* Begin Text provided *
But there is, I guess, even more potential to do that really across the whole BBC.
So to have a user representation that tells me about something about their news taste, but then I might find something corresponding within the player or maybe also a podcast.
Those people are interested in that tells them more about politics because based on their news consumption, I found that they are interested more in politics as they are, let's say, in something different.
And this is something that you are already addressing with its own team.
But but sorry, I didn't want to interrupt.
Just wanted to highlight that team's role.
But yeah, go ahead, Alessandra.
What I'm about to say is just kind of personal view and not just any.
There are no plans within the BBC.
But if we go back to what we were saying at the beginning, it is not just a news for type players.
We have food, we have this bite side for education.
We have children.
You can think about at some point just giving this integrated experience where you know that it's about dinner time.
Just you could recommend some BBC food recipe and some music that is, you know, fits well with that or some podcasts, you know, some drama that is set in Italy or in Turkey.
* End Text provided *
Set exercise 1 -
In the discussion of BBC recommendations, which time of day is given as an example for an integrated experience?
Set exercise 2 -
From the discussion of BBC recommendations, extract word for word the passage from "Those people are" up to and including "in something different.".
Set exercise 3 -
Continue the discussion of BBC recommendations from the point at which it stops.
* Begin Listed entries *
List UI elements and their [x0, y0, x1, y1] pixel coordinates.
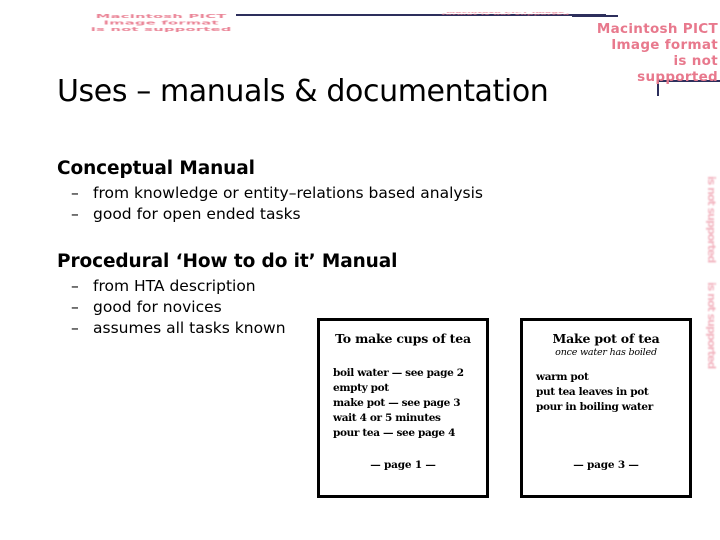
- manual-page-title: Make pot of tea: [552, 331, 660, 346]
- slide-title: Uses – manuals & documentation: [57, 74, 549, 109]
- manual-page-title: To make cups of tea: [335, 331, 471, 346]
- bullet-dash-icon: –: [71, 298, 79, 316]
- outline-group: Conceptual Manual – from knowledge or ent…: [57, 158, 577, 223]
- manual-page-footer: — page 3 —: [573, 459, 639, 471]
- manual-page-step: boil water — see page 2: [333, 367, 464, 379]
- broken-image-placeholder-top-left: Macintosh PICT Image format is not suppo…: [90, 13, 232, 33]
- manual-page-step: warm pot: [536, 371, 589, 383]
- manual-page-step: pour in boiling water: [536, 400, 653, 413]
- manual-page-step: empty pot: [333, 381, 389, 394]
- header-rule-line-segment: [572, 15, 618, 17]
- manual-page-step-list: boil water — see page 2 empty pot make p…: [320, 366, 486, 441]
- manual-page-subtitle: once water has boiled: [555, 347, 657, 358]
- outline-bullet-label: good for novices: [93, 298, 222, 316]
- bullet-dash-icon: –: [71, 184, 79, 202]
- broken-image-placeholder-top-middle: Macintosh PICT Image format is not suppo…: [441, 12, 570, 16]
- manual-page-step: make pot — see page 3: [333, 396, 461, 409]
- slide-canvas: Macintosh PICT Image format is not suppo…: [0, 0, 720, 540]
- outline-bullet-label: from knowledge or entity–relations based…: [93, 184, 484, 202]
- manual-page-step: wait 4 or 5 minutes: [333, 411, 441, 424]
- manual-page-footer: — page 1 —: [370, 459, 436, 471]
- manual-page-step: pour tea — see page 4: [333, 426, 456, 439]
- manual-page-box-2: Make pot of tea once water has boiled wa…: [520, 318, 692, 498]
- manual-page-step-list: warm pot put tea leaves in pot pour in b…: [523, 370, 689, 415]
- outline-bullet: – from HTA description: [57, 277, 577, 295]
- outline-bullet-label: assumes all tasks known: [93, 319, 286, 337]
- outline-heading: Procedural ‘How to do it’ Manual: [57, 251, 398, 272]
- outline-bullet-label: good for open ended tasks: [93, 205, 301, 223]
- outline-heading: Conceptual Manual: [57, 158, 255, 179]
- manual-page-step: put tea leaves in pot: [536, 385, 649, 398]
- bullet-dash-icon: –: [71, 277, 79, 295]
- outline-bullet: – from knowledge or entity–relations base…: [57, 184, 577, 202]
- manual-page-box-1: To make cups of tea boil water — see pag…: [317, 318, 489, 498]
- bullet-dash-icon: –: [71, 205, 79, 223]
- slide-body-outline: Conceptual Manual – from knowledge or ent…: [57, 158, 577, 340]
- outline-group-spacer: [57, 226, 577, 251]
- broken-image-placeholder-right-edge-upper: is not supported: [705, 176, 718, 263]
- bullet-dash-icon: –: [71, 319, 79, 337]
- outline-bullet-label: from HTA description: [93, 277, 256, 295]
- broken-image-placeholder-right-edge-lower: is not supported: [705, 282, 718, 369]
- outline-bullet: – good for novices: [57, 298, 577, 316]
- outline-bullet: – good for open ended tasks: [57, 205, 577, 223]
* End Listed entries *
Task answer 1 -
Dinner time.

Task answer 2 -
Those people are interested in that tells them more about politics because based on their news consumption, I found that they are interested more in politics as they are, let's say, in something different.

Task answer 3 -
And you recommend the recipe from those places and you have those all around experiences because we have so much content of so many different times that you can think not just about an experience of a single piece of content, but a multiple experience that goes beyond.
As I said, just we have recipes.
Why not?
You know, thinking, oh, just why don't you just try this recipe?
And at the same time, there's this nice drama and it brings you for an evening in Southern Europe and you can have time.
It's not just about enjoying like a piece of content, but having good, just valuable time where you do something and at the same time you listen and you act or just imagine for teenagers preparing their exams.
Just we have bite size to prepare their exams and then you can say, well, we have this documentary about history.
Why don't you watch that?
Because we know that you are interested in preparing this.
You can add more depth.
You can find it even funny.
We have just even remember if it's a podcast or this horrible histories that is for kids and it's about history and it's fun.
So you can really have those kind of integrated experiences that's only an organization with a breadth that the BBC has can provide.
We didn't know that this is far away in the future.
I was thinking we are not there, but hopefully we will get there.
I guess definitely in some of the things that you provide, you are definitely doing a better job than we are right now in Germany.
What's funny, though, is that the German public service media organization has been founded taking the BBC as an example of the World War II, which I just found.
But when I look nowadays and I feel like you are already a bit more, I'm not sure was a unified is a wrong word.
And there were also good reasons in Germany to have that more of decentralization in terms of the democratization.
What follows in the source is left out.